Short exercise
Write out the records word for word, with no pictures.

=======

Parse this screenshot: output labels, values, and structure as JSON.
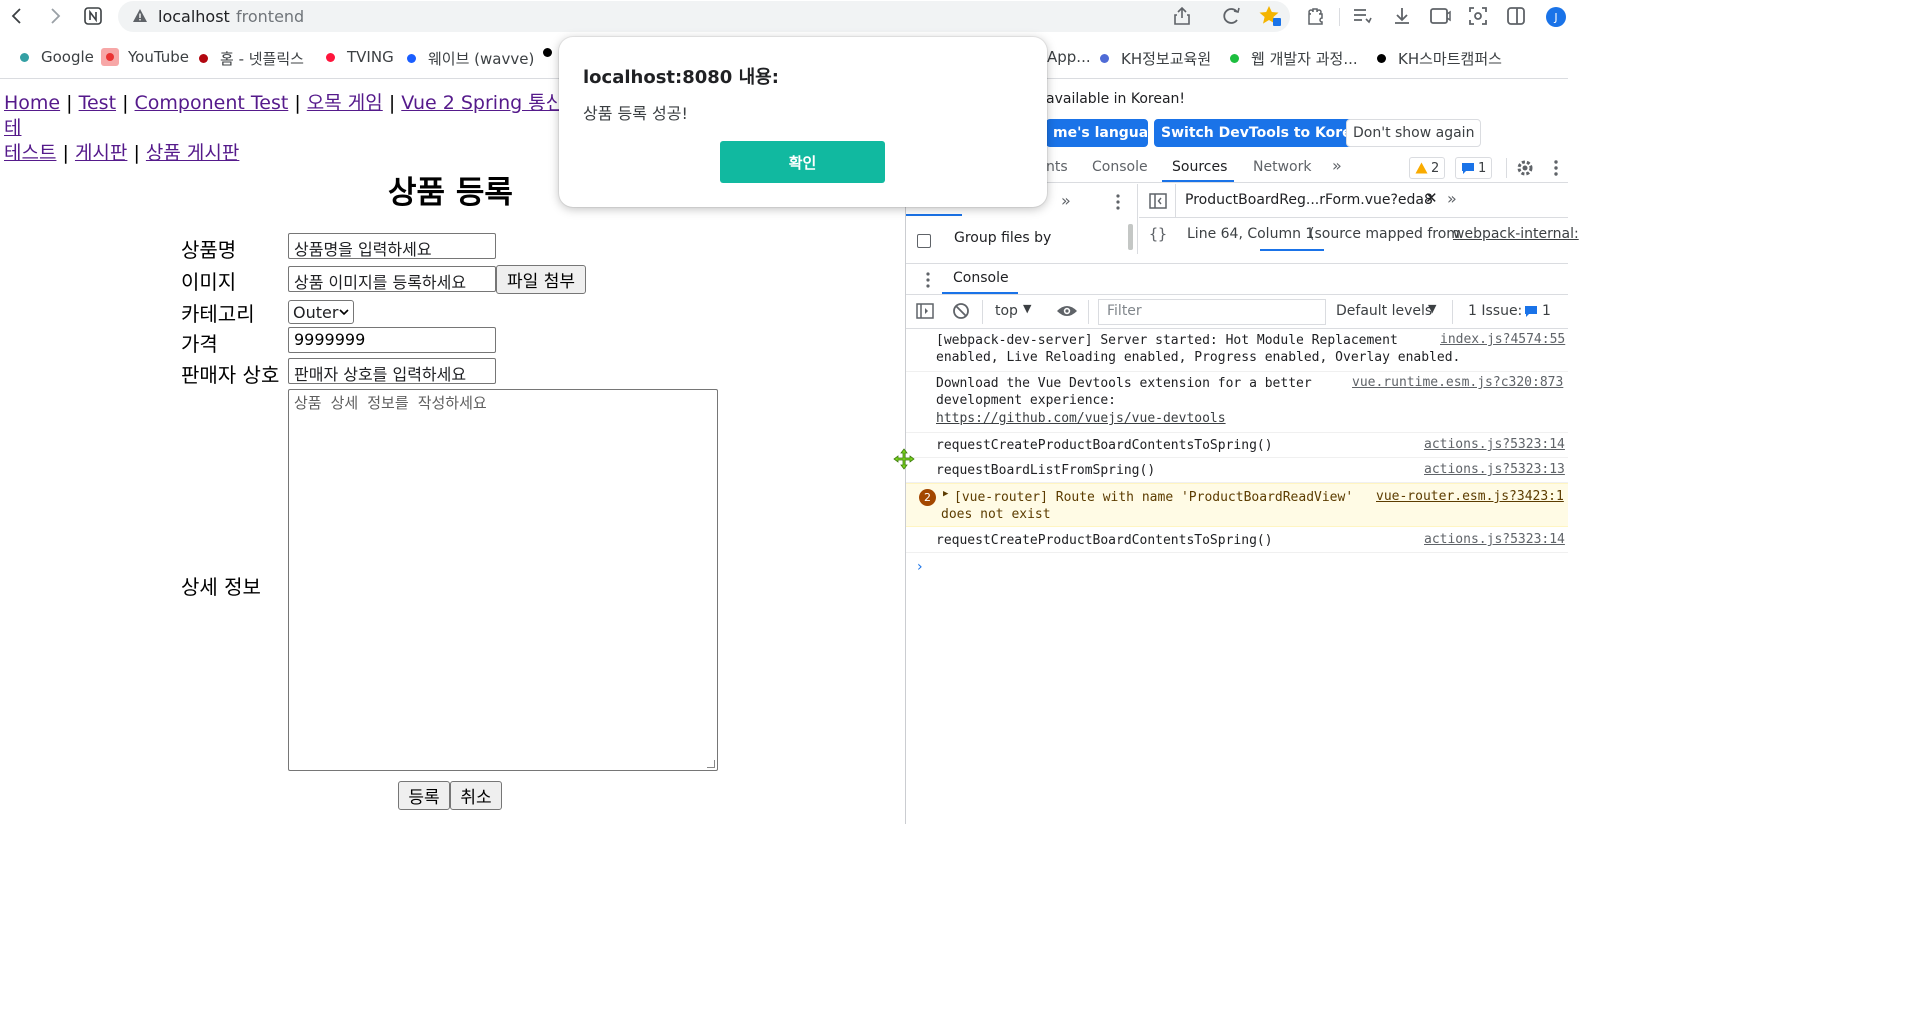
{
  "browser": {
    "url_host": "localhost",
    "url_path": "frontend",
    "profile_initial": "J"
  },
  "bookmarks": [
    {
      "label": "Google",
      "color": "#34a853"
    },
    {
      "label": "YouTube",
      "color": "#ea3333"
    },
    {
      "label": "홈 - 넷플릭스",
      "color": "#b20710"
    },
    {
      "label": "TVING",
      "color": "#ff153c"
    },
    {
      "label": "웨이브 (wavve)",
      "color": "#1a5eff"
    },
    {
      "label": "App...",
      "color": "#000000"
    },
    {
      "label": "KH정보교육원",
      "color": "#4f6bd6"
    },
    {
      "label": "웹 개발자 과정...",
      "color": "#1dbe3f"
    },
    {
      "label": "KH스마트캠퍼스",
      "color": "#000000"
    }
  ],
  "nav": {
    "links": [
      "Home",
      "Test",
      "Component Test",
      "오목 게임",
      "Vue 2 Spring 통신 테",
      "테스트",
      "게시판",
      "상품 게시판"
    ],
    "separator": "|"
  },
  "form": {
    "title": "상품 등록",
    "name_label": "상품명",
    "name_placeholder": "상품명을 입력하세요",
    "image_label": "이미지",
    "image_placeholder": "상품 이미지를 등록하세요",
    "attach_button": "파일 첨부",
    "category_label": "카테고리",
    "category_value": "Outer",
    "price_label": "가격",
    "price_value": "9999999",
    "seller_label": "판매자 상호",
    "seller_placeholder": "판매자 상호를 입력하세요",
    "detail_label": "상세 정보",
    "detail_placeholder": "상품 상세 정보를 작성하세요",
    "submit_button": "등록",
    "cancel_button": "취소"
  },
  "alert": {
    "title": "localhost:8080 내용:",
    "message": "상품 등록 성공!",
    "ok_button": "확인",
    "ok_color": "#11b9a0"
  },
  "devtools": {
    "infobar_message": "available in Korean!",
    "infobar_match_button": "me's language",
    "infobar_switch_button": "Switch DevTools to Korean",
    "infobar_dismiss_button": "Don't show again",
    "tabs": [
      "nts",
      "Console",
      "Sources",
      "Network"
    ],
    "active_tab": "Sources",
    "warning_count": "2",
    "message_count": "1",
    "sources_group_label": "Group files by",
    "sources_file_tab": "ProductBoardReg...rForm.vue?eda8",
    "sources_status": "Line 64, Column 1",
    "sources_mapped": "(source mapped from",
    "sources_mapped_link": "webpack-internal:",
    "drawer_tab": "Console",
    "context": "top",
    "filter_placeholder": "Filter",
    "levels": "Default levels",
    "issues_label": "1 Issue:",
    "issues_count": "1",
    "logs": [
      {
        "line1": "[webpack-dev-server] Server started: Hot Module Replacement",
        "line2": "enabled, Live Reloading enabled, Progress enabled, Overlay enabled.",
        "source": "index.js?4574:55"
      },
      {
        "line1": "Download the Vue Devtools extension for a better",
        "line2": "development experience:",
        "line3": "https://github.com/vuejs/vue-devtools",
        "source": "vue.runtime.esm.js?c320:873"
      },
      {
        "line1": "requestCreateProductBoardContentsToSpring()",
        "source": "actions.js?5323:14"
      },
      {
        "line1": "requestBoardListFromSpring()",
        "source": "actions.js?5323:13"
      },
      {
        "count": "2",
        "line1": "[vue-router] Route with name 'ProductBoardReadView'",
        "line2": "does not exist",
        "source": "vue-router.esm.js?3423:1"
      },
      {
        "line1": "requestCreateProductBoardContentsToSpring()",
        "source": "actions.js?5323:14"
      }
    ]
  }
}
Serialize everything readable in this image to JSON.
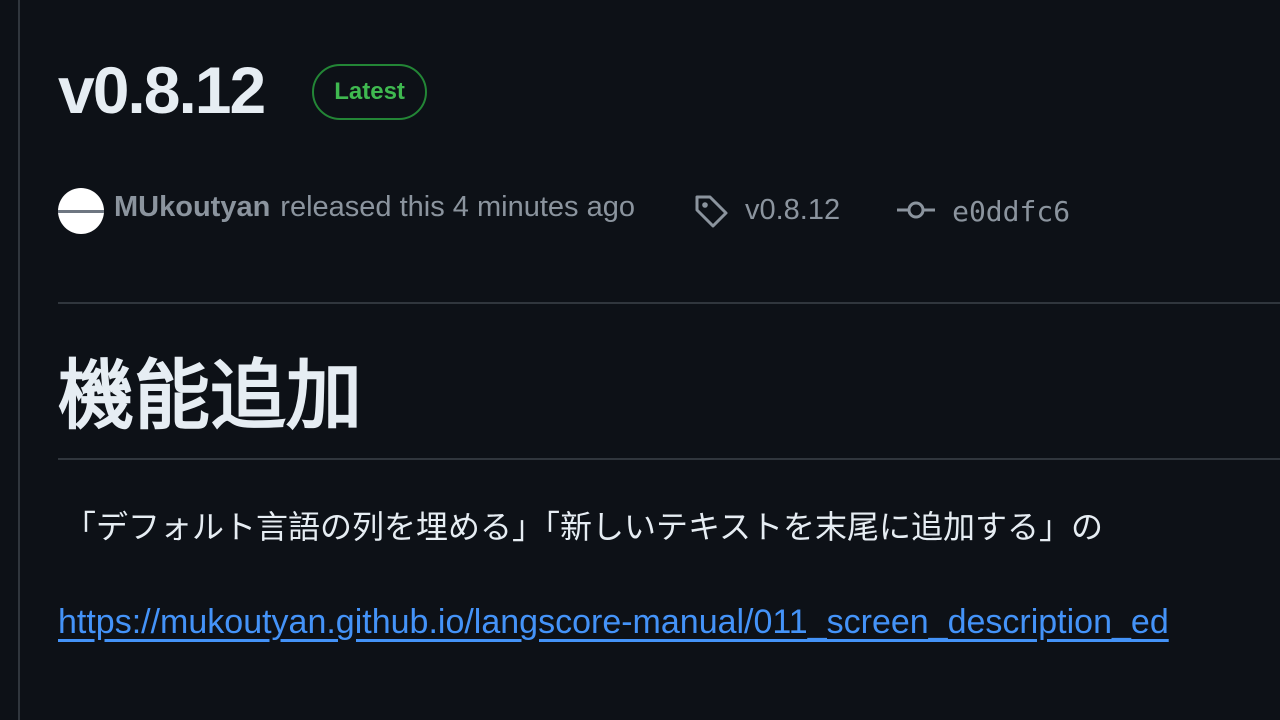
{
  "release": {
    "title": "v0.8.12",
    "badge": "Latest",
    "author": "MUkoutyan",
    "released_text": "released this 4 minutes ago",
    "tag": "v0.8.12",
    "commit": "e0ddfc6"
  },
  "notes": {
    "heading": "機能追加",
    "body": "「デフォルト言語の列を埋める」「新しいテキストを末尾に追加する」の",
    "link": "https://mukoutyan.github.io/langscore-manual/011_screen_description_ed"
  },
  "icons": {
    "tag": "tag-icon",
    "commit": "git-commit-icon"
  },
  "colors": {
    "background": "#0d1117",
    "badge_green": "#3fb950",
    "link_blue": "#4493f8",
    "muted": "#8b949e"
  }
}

=======

Answer in full
Parse this screenshot: output labels, values, and structure as JSON.
{
  "browser": {
    "url_host": "localhost",
    "url_path": "frontend",
    "profile_initial": "J"
  },
  "bookmarks": [
    {
      "label": "Google",
      "color": "#34a853"
    },
    {
      "label": "YouTube",
      "color": "#ea3333"
    },
    {
      "label": "홈 - 넷플릭스",
      "color": "#b20710"
    },
    {
      "label": "TVING",
      "color": "#ff153c"
    },
    {
      "label": "웨이브 (wavve)",
      "color": "#1a5eff"
    },
    {
      "label": "App...",
      "color": "#000000"
    },
    {
      "label": "KH정보교육원",
      "color": "#4f6bd6"
    },
    {
      "label": "웹 개발자 과정...",
      "color": "#1dbe3f"
    },
    {
      "label": "KH스마트캠퍼스",
      "color": "#000000"
    }
  ],
  "nav": {
    "links": [
      "Home",
      "Test",
      "Component Test",
      "오목 게임",
      "Vue 2 Spring 통신 테",
      "테스트",
      "게시판",
      "상품 게시판"
    ],
    "separator": "|"
  },
  "form": {
    "title": "상품 등록",
    "name_label": "상품명",
    "name_placeholder": "상품명을 입력하세요",
    "image_label": "이미지",
    "image_placeholder": "상품 이미지를 등록하세요",
    "attach_button": "파일 첨부",
    "category_label": "카테고리",
    "category_value": "Outer",
    "price_label": "가격",
    "price_value": "9999999",
    "seller_label": "판매자 상호",
    "seller_placeholder": "판매자 상호를 입력하세요",
    "detail_label": "상세 정보",
    "detail_placeholder": "상품 상세 정보를 작성하세요",
    "submit_button": "등록",
    "cancel_button": "취소"
  },
  "alert": {
    "title": "localhost:8080 내용:",
    "message": "상품 등록 성공!",
    "ok_button": "확인",
    "ok_color": "#11b9a0"
  },
  "devtools": {
    "infobar_message": "available in Korean!",
    "infobar_match_button": "me's language",
    "infobar_switch_button": "Switch DevTools to Korean",
    "infobar_dismiss_button": "Don't show again",
    "tabs": [
      "nts",
      "Console",
      "Sources",
      "Network"
    ],
    "active_tab": "Sources",
    "warning_count": "2",
    "message_count": "1",
    "sources_group_label": "Group files by",
    "sources_file_tab": "ProductBoardReg...rForm.vue?eda8",
    "sources_status": "Line 64, Column 1",
    "sources_mapped": "(source mapped from",
    "sources_mapped_link": "webpack-internal:",
    "drawer_tab": "Console",
    "context": "top",
    "filter_placeholder": "Filter",
    "levels": "Default levels",
    "issues_label": "1 Issue:",
    "issues_count": "1",
    "logs": [
      {
        "line1": "[webpack-dev-server] Server started: Hot Module Replacement",
        "line2": "enabled, Live Reloading enabled, Progress enabled, Overlay enabled.",
        "source": "index.js?4574:55"
      },
      {
        "line1": "Download the Vue Devtools extension for a better",
        "line2": "development experience:",
        "line3": "https://github.com/vuejs/vue-devtools",
        "source": "vue.runtime.esm.js?c320:873"
      },
      {
        "line1": "requestCreateProductBoardContentsToSpring()",
        "source": "actions.js?5323:14"
      },
      {
        "line1": "requestBoardListFromSpring()",
        "source": "actions.js?5323:13"
      },
      {
        "count": "2",
        "line1": "[vue-router] Route with name 'ProductBoardReadView'",
        "line2": "does not exist",
        "source": "vue-router.esm.js?3423:1"
      },
      {
        "line1": "requestCreateProductBoardContentsToSpring()",
        "source": "actions.js?5323:14"
      }
    ]
  }
}
Serialize everything readable in this image to JSON.
{
  "release": {
    "title": "v0.8.12",
    "badge": "Latest",
    "author": "MUkoutyan",
    "released_text": "released this 4 minutes ago",
    "tag": "v0.8.12",
    "commit": "e0ddfc6"
  },
  "notes": {
    "heading": "機能追加",
    "body": "「デフォルト言語の列を埋める」「新しいテキストを末尾に追加する」の",
    "link": "https://mukoutyan.github.io/langscore-manual/011_screen_description_ed"
  },
  "icons": {
    "tag": "tag-icon",
    "commit": "git-commit-icon"
  },
  "colors": {
    "background": "#0d1117",
    "badge_green": "#3fb950",
    "link_blue": "#4493f8",
    "muted": "#8b949e"
  }
}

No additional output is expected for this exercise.